Brief: Repeat the entries below exactly as they appear, with no pictures.

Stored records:

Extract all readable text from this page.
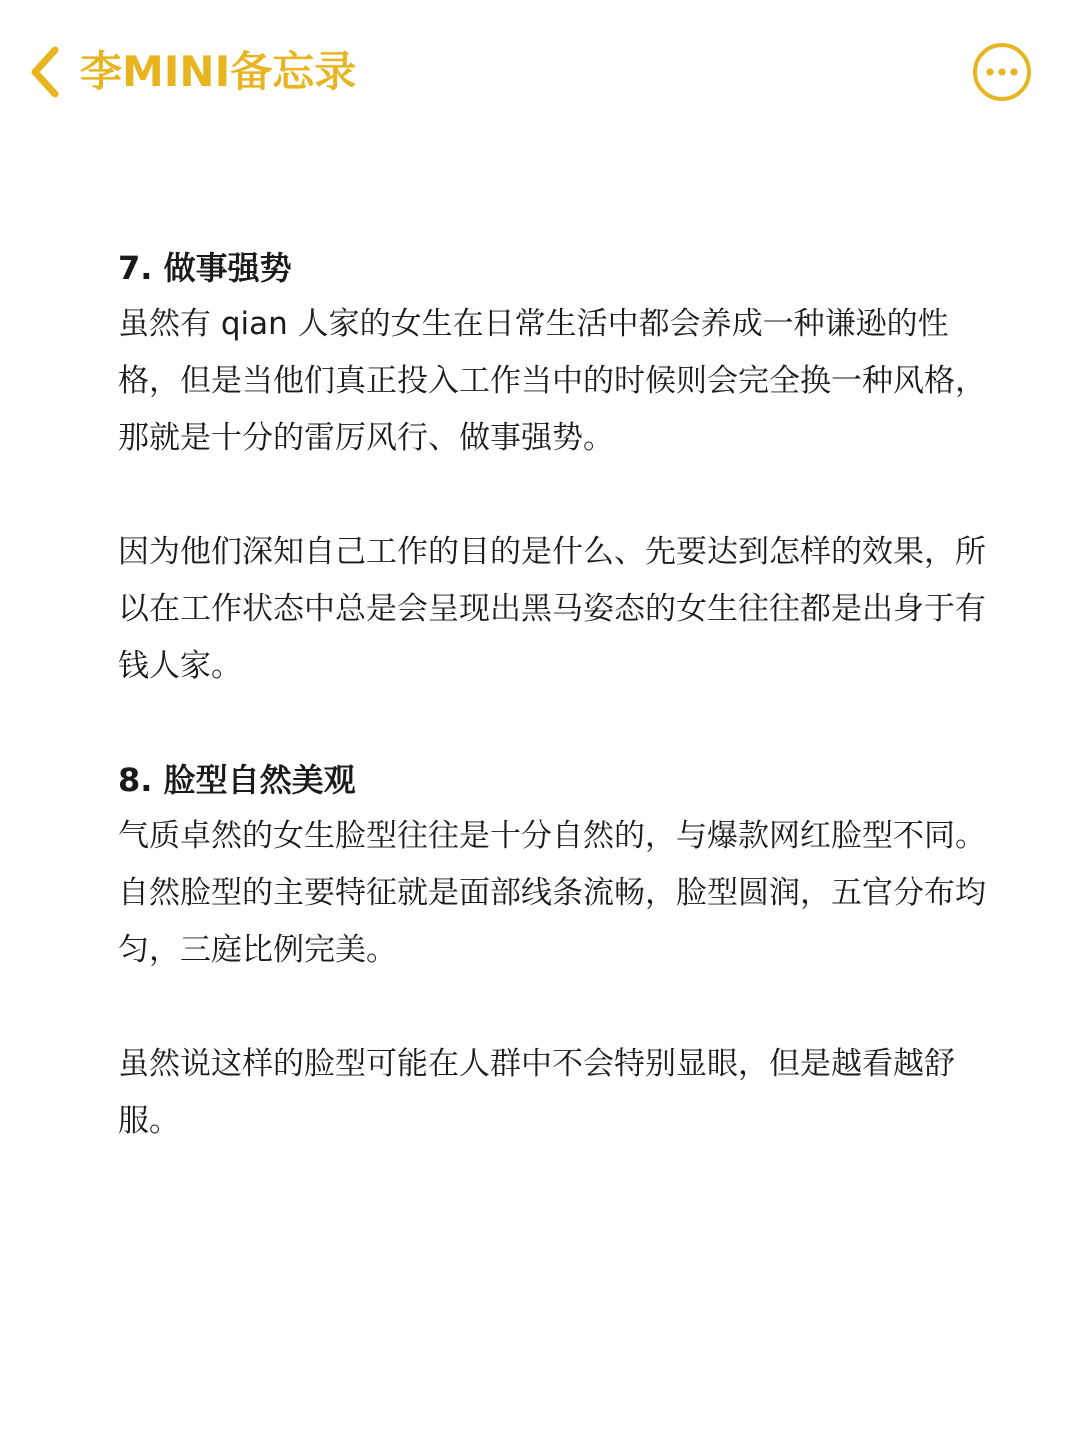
李MINI备忘录

7. 做事强势

虽然有 qian 人家的女生在日常生活中都会养成一种谦逊的性格，但是当他们真正投入工作当中的时候则会完全换一种风格，那就是十分的雷厉风行、做事强势。

因为他们深知自己工作的目的是什么、先要达到怎样的效果，所以在工作状态中总是会呈现出黑马姿态的女生往往都是出身于有钱人家。

8. 脸型自然美观

气质卓然的女生脸型往往是十分自然的，与爆款网红脸型不同。自然脸型的主要特征就是面部线条流畅，脸型圆润，五官分布均匀，三庭比例完美。

虽然说这样的脸型可能在人群中不会特别显眼，但是越看越舒服。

The result:
Extract all readable text from this page.
李MINI备忘录

7. 做事强势

虽然有 qian 人家的女生在日常生活中都会养成一种谦逊的性格，但是当他们真正投入工作当中的时候则会完全换一种风格，那就是十分的雷厉风行、做事强势。

因为他们深知自己工作的目的是什么、先要达到怎样的效果，所以在工作状态中总是会呈现出黑马姿态的女生往往都是出身于有钱人家。

8. 脸型自然美观

气质卓然的女生脸型往往是十分自然的，与爆款网红脸型不同。自然脸型的主要特征就是面部线条流畅，脸型圆润，五官分布均匀，三庭比例完美。

虽然说这样的脸型可能在人群中不会特别显眼，但是越看越舒服。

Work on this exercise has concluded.